**WORK REQUIRED:**
Search the listing below for the string "комитета" and copy every line where it occurs.

**SUPPLIED INFORMATION:**

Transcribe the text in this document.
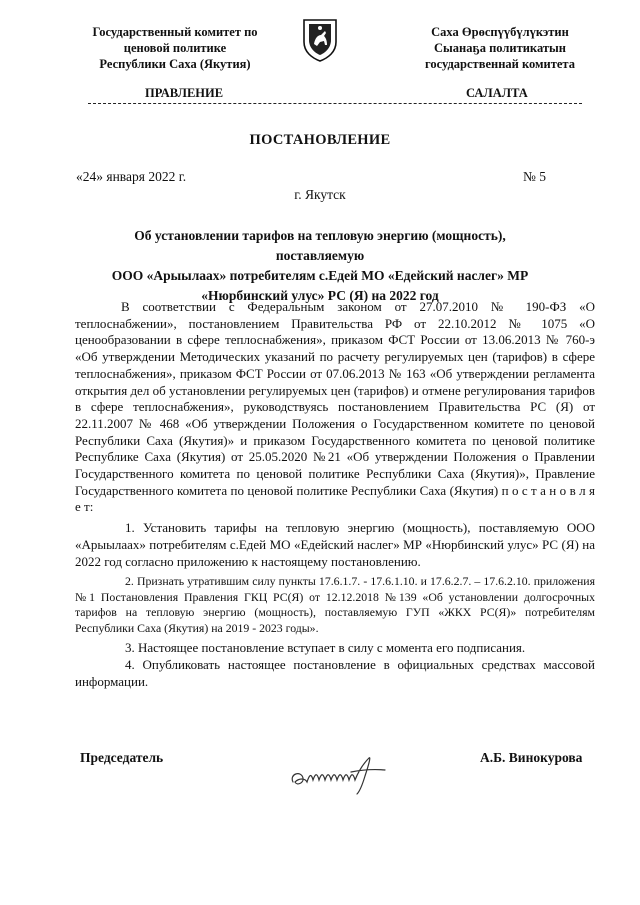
Государственный комитет по
ценовой политике
Республики Саха (Якутия)
Саха Өрөспүүбүлүкэтин
Сыанаҕа политикатын
государственнай комитета
ПРАВЛЕНИЕ	САЛАЛТА
ПОСТАНОВЛЕНИЕ
«24» января 2022 г.	№ 5
г. Якутск
Об установлении тарифов на тепловую энергию (мощность), поставляемую
ООО «Арыылаах» потребителям с.Едей МО «Едейский наслег» МР
«Нюрбинский улус» РС (Я) на 2022 год

В соответствии с Федеральным законом от 27.07.2010 № 190-ФЗ «О теплоснабжении», постановлением Правительства РФ от 22.10.2012 № 1075 «О ценообразовании в сфере теплоснабжения», приказом ФСТ России от 13.06.2013 № 760-э «Об утверждении Методических указаний по расчету регулируемых цен (тарифов) в сфере теплоснабжения», приказом ФСТ России от 07.06.2013 № 163 «Об утверждении регламента открытия дел об установлении регулируемых цен (тарифов) и отмене регулирования тарифов в сфере теплоснабжения», руководствуясь постановлением Правительства РС (Я) от 22.11.2007 № 468 «Об утверждении Положения о Государственном комитете по ценовой Республики Саха (Якутия)» и приказом Государственного комитета по ценовой политике Республике Саха (Якутия) от 25.05.2020 №21 «Об утверждении Положения о Правлении Государственного комитета по ценовой политике Республики Саха (Якутия)», Правление Государственного комитета по ценовой политике Республики Саха (Якутия) п о с т а н о в л я е т:

1. Установить тарифы на тепловую энергию (мощность), поставляемую ООО «Арыылаах» потребителям с.Едей МО «Едейский наслег» МР «Нюрбинский улус» РС (Я) на 2022 год согласно приложению к настоящему постановлению.

2. Признать утратившим силу пункты 17.6.1.7. - 17.6.1.10. и 17.6.2.7. – 17.6.2.10. приложения №1 Постановления Правления ГКЦ РС(Я) от 12.12.2018 №139 «Об установлении долгосрочных тарифов на тепловую энергию (мощность), поставляемую ГУП «ЖКХ РС(Я)» потребителям Республики Саха (Якутия) на 2019 - 2023 годы».

3. Настоящее постановление вступает в силу с момента его подписания.

4. Опубликовать настоящее постановление в официальных средствах массовой информации.

Председатель	А.Б. Винокурова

**SOLUTION FOR THIS EXERCISE:**
государственнай комитета
В соответствии с Федеральным законом от 27.07.2010 № 190-ФЗ «О теплоснабжении», постановлением Правительства РФ от 22.10.2012 № 1075 «О ценообразовании в сфере теплоснабжения», приказом ФСТ России от 13.06.2013 № 760-э «Об утверждении Методических указаний по расчету регулируемых цен (тарифов) в сфере теплоснабжения», приказом ФСТ России от 07.06.2013 № 163 «Об утверждении регламента открытия дел об установлении регулируемых цен (тарифов) и отмене регулирования тарифов в сфере теплоснабжения», руководствуясь постановлением Правительства РС (Я) от 22.11.2007 № 468 «Об утверждении Положения о Государственном комитете по ценовой Республики Саха (Якутия)» и приказом Государственного комитета по ценовой политике Республике Саха (Якутия) от 25.05.2020 №21 «Об утверждении Положения о Правлении Государственного комитета по ценовой политике Республики Саха (Якутия)», Правление Государственного комитета по ценовой политике Республики Саха (Якутия) п о с т а н о в л я е т:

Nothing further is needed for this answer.